Requirement: Write each line exactly as it stands, from the line containing "Read out every word on this page." through the end of the data.

Dataset entries
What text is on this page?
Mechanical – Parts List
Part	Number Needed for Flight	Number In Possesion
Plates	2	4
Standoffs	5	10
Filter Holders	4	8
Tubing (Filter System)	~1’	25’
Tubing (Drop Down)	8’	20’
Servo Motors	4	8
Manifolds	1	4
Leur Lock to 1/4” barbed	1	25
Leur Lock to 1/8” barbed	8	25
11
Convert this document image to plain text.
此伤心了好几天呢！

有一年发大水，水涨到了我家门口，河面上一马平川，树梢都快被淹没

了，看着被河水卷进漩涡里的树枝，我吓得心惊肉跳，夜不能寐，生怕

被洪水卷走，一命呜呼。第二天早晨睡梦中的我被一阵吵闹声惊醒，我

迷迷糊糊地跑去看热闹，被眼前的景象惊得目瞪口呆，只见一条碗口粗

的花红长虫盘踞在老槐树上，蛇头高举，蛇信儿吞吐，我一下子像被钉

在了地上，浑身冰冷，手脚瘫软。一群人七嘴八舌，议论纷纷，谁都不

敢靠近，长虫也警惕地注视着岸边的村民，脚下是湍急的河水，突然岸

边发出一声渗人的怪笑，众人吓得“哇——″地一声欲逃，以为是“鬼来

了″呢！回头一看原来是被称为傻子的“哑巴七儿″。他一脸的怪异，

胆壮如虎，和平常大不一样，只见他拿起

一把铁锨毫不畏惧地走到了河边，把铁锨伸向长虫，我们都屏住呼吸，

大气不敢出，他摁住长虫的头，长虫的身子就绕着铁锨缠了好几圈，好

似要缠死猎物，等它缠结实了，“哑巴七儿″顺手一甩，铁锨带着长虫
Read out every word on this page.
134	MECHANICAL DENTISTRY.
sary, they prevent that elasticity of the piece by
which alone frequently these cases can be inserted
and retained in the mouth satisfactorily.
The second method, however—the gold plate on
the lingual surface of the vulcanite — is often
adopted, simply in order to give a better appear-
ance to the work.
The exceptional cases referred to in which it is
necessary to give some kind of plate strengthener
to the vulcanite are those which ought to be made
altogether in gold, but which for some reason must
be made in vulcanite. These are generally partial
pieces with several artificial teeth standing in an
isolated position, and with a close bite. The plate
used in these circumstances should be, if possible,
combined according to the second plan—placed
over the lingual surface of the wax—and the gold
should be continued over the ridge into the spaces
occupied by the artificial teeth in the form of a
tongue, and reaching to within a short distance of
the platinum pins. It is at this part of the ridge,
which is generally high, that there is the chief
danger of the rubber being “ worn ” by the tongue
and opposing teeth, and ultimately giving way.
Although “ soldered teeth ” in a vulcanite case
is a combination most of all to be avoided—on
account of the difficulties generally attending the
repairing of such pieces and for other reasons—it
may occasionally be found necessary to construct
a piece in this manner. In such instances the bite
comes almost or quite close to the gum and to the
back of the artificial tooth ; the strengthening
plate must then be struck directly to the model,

Result:
Read out every word on this page.
134	MECHANICAL DENTISTRY.
sary, they prevent that elasticity of the piece by
which alone frequently these cases can be inserted
and retained in the mouth satisfactorily.
The second method, however—the gold plate on
the lingual surface of the vulcanite — is often
adopted, simply in order to give a better appear-
ance to the work.
The exceptional cases referred to in which it is
necessary to give some kind of plate strengthener
to the vulcanite are those which ought to be made
altogether in gold, but which for some reason must
be made in vulcanite. These are generally partial
pieces with several artificial teeth standing in an
isolated position, and with a close bite. The plate
used in these circumstances should be, if possible,
combined according to the second plan—placed
over the lingual surface of the wax—and the gold
should be continued over the ridge into the spaces
occupied by the artificial teeth in the form of a
tongue, and reaching to within a short distance of
the platinum pins. It is at this part of the ridge,
which is generally high, that there is the chief
danger of the rubber being “ worn ” by the tongue
and opposing teeth, and ultimately giving way.
Although “ soldered teeth ” in a vulcanite case
is a combination most of all to be avoided—on
account of the difficulties generally attending the
repairing of such pieces and for other reasons—it
may occasionally be found necessary to construct
a piece in this manner. In such instances the bite
comes almost or quite close to the gum and to the
back of the artificial tooth ; the strengthening
plate must then be struck directly to the model,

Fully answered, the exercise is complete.